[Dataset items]
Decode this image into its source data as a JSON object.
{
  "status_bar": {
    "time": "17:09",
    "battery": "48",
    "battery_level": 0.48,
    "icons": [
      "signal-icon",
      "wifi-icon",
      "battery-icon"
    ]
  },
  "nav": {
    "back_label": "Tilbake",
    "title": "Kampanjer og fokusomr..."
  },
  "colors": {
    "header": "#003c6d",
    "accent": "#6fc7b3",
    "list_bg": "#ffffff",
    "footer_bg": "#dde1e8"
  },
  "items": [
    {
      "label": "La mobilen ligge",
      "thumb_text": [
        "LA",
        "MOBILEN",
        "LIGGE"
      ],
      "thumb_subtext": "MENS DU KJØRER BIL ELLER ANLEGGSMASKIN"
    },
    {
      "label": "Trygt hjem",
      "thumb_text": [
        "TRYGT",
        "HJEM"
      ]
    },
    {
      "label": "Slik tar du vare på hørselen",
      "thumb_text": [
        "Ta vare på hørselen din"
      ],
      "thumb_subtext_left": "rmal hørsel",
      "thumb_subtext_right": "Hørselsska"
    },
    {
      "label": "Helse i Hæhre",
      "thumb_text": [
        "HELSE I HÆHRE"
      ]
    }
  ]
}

SHORT EXERCISE
Repeat the entries exactly, all of them.

REPLY TO THE EXERCISE
Decode this image into its source data as a JSON object.
{
  "status_bar": {
    "time": "17:09",
    "battery": "48",
    "battery_level": 0.48,
    "icons": [
      "signal-icon",
      "wifi-icon",
      "battery-icon"
    ]
  },
  "nav": {
    "back_label": "Tilbake",
    "title": "Kampanjer og fokusomr..."
  },
  "colors": {
    "header": "#003c6d",
    "accent": "#6fc7b3",
    "list_bg": "#ffffff",
    "footer_bg": "#dde1e8"
  },
  "items": [
    {
      "label": "La mobilen ligge",
      "thumb_text": [
        "LA",
        "MOBILEN",
        "LIGGE"
      ],
      "thumb_subtext": "MENS DU KJØRER BIL ELLER ANLEGGSMASKIN"
    },
    {
      "label": "Trygt hjem",
      "thumb_text": [
        "TRYGT",
        "HJEM"
      ]
    },
    {
      "label": "Slik tar du vare på hørselen",
      "thumb_text": [
        "Ta vare på hørselen din"
      ],
      "thumb_subtext_left": "rmal hørsel",
      "thumb_subtext_right": "Hørselsska"
    },
    {
      "label": "Helse i Hæhre",
      "thumb_text": [
        "HELSE I HÆHRE"
      ]
    }
  ]
}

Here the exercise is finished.